• Given problem
Repeat the entire listing exactly.

Stored records

┄┄┄┄┄┄┄┄┄┄

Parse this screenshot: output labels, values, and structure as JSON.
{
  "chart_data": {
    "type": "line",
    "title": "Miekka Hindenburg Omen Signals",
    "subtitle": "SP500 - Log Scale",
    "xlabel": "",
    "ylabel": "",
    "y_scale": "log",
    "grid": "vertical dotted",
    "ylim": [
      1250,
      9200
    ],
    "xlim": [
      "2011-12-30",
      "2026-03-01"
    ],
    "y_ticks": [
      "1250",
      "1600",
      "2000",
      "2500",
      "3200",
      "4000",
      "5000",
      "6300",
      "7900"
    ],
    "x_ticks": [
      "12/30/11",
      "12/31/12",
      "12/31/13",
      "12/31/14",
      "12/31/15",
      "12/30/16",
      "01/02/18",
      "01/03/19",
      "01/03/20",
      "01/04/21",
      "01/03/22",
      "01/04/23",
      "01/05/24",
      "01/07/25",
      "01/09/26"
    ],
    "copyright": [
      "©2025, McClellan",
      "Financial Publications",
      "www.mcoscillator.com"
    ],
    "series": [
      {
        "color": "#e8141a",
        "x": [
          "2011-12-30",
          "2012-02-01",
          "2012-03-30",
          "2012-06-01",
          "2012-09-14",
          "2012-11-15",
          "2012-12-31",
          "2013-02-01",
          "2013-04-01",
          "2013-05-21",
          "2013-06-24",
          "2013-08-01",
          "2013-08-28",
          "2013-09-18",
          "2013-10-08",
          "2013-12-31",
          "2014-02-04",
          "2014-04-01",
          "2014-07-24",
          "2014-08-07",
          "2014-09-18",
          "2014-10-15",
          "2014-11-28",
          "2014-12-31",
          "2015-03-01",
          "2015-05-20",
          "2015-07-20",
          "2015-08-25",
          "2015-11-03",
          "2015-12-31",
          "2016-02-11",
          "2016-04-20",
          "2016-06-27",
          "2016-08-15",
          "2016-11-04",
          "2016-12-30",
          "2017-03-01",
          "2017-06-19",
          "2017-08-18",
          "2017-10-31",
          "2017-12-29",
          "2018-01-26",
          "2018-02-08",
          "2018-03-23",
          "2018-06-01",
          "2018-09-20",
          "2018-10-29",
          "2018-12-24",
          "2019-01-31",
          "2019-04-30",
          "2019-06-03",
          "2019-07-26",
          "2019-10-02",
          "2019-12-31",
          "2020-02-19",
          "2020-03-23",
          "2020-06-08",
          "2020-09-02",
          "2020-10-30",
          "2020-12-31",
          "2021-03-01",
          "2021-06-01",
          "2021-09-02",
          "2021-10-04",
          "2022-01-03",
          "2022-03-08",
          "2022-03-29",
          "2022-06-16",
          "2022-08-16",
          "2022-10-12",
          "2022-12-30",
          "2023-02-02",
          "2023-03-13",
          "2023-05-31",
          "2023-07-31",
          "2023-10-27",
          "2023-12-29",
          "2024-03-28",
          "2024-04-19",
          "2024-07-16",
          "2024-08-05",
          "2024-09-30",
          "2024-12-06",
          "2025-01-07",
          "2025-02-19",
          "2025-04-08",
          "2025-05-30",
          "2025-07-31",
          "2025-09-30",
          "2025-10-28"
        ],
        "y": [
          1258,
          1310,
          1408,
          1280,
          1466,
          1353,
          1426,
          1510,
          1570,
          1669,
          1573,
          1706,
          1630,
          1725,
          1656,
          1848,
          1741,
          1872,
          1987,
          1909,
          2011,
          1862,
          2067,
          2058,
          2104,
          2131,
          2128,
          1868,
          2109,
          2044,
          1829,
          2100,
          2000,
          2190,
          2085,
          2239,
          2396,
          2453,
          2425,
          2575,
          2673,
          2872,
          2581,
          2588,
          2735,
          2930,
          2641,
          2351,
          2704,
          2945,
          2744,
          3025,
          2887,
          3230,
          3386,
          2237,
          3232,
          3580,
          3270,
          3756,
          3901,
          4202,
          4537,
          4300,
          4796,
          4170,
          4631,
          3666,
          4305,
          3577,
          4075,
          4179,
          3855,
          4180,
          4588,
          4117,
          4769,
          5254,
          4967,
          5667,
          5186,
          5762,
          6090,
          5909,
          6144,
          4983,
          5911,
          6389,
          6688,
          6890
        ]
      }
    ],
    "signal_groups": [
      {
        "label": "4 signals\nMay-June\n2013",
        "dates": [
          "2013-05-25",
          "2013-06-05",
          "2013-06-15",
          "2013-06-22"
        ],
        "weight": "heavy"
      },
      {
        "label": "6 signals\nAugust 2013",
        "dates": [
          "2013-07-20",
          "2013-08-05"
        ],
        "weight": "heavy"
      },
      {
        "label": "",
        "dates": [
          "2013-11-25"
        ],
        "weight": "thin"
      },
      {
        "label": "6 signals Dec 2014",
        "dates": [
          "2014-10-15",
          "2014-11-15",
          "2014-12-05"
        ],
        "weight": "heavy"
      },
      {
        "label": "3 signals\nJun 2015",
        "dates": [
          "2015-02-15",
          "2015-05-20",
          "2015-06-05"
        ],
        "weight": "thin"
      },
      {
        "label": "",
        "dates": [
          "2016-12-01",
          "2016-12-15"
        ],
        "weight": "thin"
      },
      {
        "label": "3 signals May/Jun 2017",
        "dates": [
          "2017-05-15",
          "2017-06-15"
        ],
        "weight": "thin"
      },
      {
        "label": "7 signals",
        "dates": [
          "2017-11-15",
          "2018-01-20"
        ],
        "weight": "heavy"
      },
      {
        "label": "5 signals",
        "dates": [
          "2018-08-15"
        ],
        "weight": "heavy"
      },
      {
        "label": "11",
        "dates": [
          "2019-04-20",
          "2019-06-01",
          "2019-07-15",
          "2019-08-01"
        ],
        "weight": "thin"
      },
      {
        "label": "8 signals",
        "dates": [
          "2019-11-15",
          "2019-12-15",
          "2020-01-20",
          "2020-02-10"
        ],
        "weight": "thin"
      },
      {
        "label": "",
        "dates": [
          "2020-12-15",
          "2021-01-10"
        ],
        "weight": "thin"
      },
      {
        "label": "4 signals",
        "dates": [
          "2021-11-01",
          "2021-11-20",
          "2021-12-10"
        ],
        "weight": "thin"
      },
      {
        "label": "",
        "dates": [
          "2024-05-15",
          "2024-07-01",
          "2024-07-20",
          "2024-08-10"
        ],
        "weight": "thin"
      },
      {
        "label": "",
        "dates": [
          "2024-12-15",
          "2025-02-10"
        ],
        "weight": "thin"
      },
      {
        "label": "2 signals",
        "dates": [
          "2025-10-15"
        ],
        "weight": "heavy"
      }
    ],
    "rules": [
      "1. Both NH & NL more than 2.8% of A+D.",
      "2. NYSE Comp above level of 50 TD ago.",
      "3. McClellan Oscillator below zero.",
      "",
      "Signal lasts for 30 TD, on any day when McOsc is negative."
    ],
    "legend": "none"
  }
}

┄┄┄┄┄┄┄┄┄┄

• Finished exercise
Parse this screenshot: output labels, values, and structure as JSON.
{
  "chart_data": {
    "type": "line",
    "title": "Miekka Hindenburg Omen Signals",
    "subtitle": "SP500 - Log Scale",
    "xlabel": "",
    "ylabel": "",
    "y_scale": "log",
    "grid": "vertical dotted",
    "ylim": [
      1250,
      9200
    ],
    "xlim": [
      "2011-12-30",
      "2026-03-01"
    ],
    "y_ticks": [
      "1250",
      "1600",
      "2000",
      "2500",
      "3200",
      "4000",
      "5000",
      "6300",
      "7900"
    ],
    "x_ticks": [
      "12/30/11",
      "12/31/12",
      "12/31/13",
      "12/31/14",
      "12/31/15",
      "12/30/16",
      "01/02/18",
      "01/03/19",
      "01/03/20",
      "01/04/21",
      "01/03/22",
      "01/04/23",
      "01/05/24",
      "01/07/25",
      "01/09/26"
    ],
    "copyright": [
      "©2025, McClellan",
      "Financial Publications",
      "www.mcoscillator.com"
    ],
    "series": [
      {
        "color": "#e8141a",
        "x": [
          "2011-12-30",
          "2012-02-01",
          "2012-03-30",
          "2012-06-01",
          "2012-09-14",
          "2012-11-15",
          "2012-12-31",
          "2013-02-01",
          "2013-04-01",
          "2013-05-21",
          "2013-06-24",
          "2013-08-01",
          "2013-08-28",
          "2013-09-18",
          "2013-10-08",
          "2013-12-31",
          "2014-02-04",
          "2014-04-01",
          "2014-07-24",
          "2014-08-07",
          "2014-09-18",
          "2014-10-15",
          "2014-11-28",
          "2014-12-31",
          "2015-03-01",
          "2015-05-20",
          "2015-07-20",
          "2015-08-25",
          "2015-11-03",
          "2015-12-31",
          "2016-02-11",
          "2016-04-20",
          "2016-06-27",
          "2016-08-15",
          "2016-11-04",
          "2016-12-30",
          "2017-03-01",
          "2017-06-19",
          "2017-08-18",
          "2017-10-31",
          "2017-12-29",
          "2018-01-26",
          "2018-02-08",
          "2018-03-23",
          "2018-06-01",
          "2018-09-20",
          "2018-10-29",
          "2018-12-24",
          "2019-01-31",
          "2019-04-30",
          "2019-06-03",
          "2019-07-26",
          "2019-10-02",
          "2019-12-31",
          "2020-02-19",
          "2020-03-23",
          "2020-06-08",
          "2020-09-02",
          "2020-10-30",
          "2020-12-31",
          "2021-03-01",
          "2021-06-01",
          "2021-09-02",
          "2021-10-04",
          "2022-01-03",
          "2022-03-08",
          "2022-03-29",
          "2022-06-16",
          "2022-08-16",
          "2022-10-12",
          "2022-12-30",
          "2023-02-02",
          "2023-03-13",
          "2023-05-31",
          "2023-07-31",
          "2023-10-27",
          "2023-12-29",
          "2024-03-28",
          "2024-04-19",
          "2024-07-16",
          "2024-08-05",
          "2024-09-30",
          "2024-12-06",
          "2025-01-07",
          "2025-02-19",
          "2025-04-08",
          "2025-05-30",
          "2025-07-31",
          "2025-09-30",
          "2025-10-28"
        ],
        "y": [
          1258,
          1310,
          1408,
          1280,
          1466,
          1353,
          1426,
          1510,
          1570,
          1669,
          1573,
          1706,
          1630,
          1725,
          1656,
          1848,
          1741,
          1872,
          1987,
          1909,
          2011,
          1862,
          2067,
          2058,
          2104,
          2131,
          2128,
          1868,
          2109,
          2044,
          1829,
          2100,
          2000,
          2190,
          2085,
          2239,
          2396,
          2453,
          2425,
          2575,
          2673,
          2872,
          2581,
          2588,
          2735,
          2930,
          2641,
          2351,
          2704,
          2945,
          2744,
          3025,
          2887,
          3230,
          3386,
          2237,
          3232,
          3580,
          3270,
          3756,
          3901,
          4202,
          4537,
          4300,
          4796,
          4170,
          4631,
          3666,
          4305,
          3577,
          4075,
          4179,
          3855,
          4180,
          4588,
          4117,
          4769,
          5254,
          4967,
          5667,
          5186,
          5762,
          6090,
          5909,
          6144,
          4983,
          5911,
          6389,
          6688,
          6890
        ]
      }
    ],
    "signal_groups": [
      {
        "label": "4 signals\nMay-June\n2013",
        "dates": [
          "2013-05-25",
          "2013-06-05",
          "2013-06-15",
          "2013-06-22"
        ],
        "weight": "heavy"
      },
      {
        "label": "6 signals\nAugust 2013",
        "dates": [
          "2013-07-20",
          "2013-08-05"
        ],
        "weight": "heavy"
      },
      {
        "label": "",
        "dates": [
          "2013-11-25"
        ],
        "weight": "thin"
      },
      {
        "label": "6 signals Dec 2014",
        "dates": [
          "2014-10-15",
          "2014-11-15",
          "2014-12-05"
        ],
        "weight": "heavy"
      },
      {
        "label": "3 signals\nJun 2015",
        "dates": [
          "2015-02-15",
          "2015-05-20",
          "2015-06-05"
        ],
        "weight": "thin"
      },
      {
        "label": "",
        "dates": [
          "2016-12-01",
          "2016-12-15"
        ],
        "weight": "thin"
      },
      {
        "label": "3 signals May/Jun 2017",
        "dates": [
          "2017-05-15",
          "2017-06-15"
        ],
        "weight": "thin"
      },
      {
        "label": "7 signals",
        "dates": [
          "2017-11-15",
          "2018-01-20"
        ],
        "weight": "heavy"
      },
      {
        "label": "5 signals",
        "dates": [
          "2018-08-15"
        ],
        "weight": "heavy"
      },
      {
        "label": "11",
        "dates": [
          "2019-04-20",
          "2019-06-01",
          "2019-07-15",
          "2019-08-01"
        ],
        "weight": "thin"
      },
      {
        "label": "8 signals",
        "dates": [
          "2019-11-15",
          "2019-12-15",
          "2020-01-20",
          "2020-02-10"
        ],
        "weight": "thin"
      },
      {
        "label": "",
        "dates": [
          "2020-12-15",
          "2021-01-10"
        ],
        "weight": "thin"
      },
      {
        "label": "4 signals",
        "dates": [
          "2021-11-01",
          "2021-11-20",
          "2021-12-10"
        ],
        "weight": "thin"
      },
      {
        "label": "",
        "dates": [
          "2024-05-15",
          "2024-07-01",
          "2024-07-20",
          "2024-08-10"
        ],
        "weight": "thin"
      },
      {
        "label": "",
        "dates": [
          "2024-12-15",
          "2025-02-10"
        ],
        "weight": "thin"
      },
      {
        "label": "2 signals",
        "dates": [
          "2025-10-15"
        ],
        "weight": "heavy"
      }
    ],
    "rules": [
      "1. Both NH & NL more than 2.8% of A+D.",
      "2. NYSE Comp above level of 50 TD ago.",
      "3. McClellan Oscillator below zero.",
      "",
      "Signal lasts for 30 TD, on any day when McOsc is negative."
    ],
    "legend": "none"
  }
}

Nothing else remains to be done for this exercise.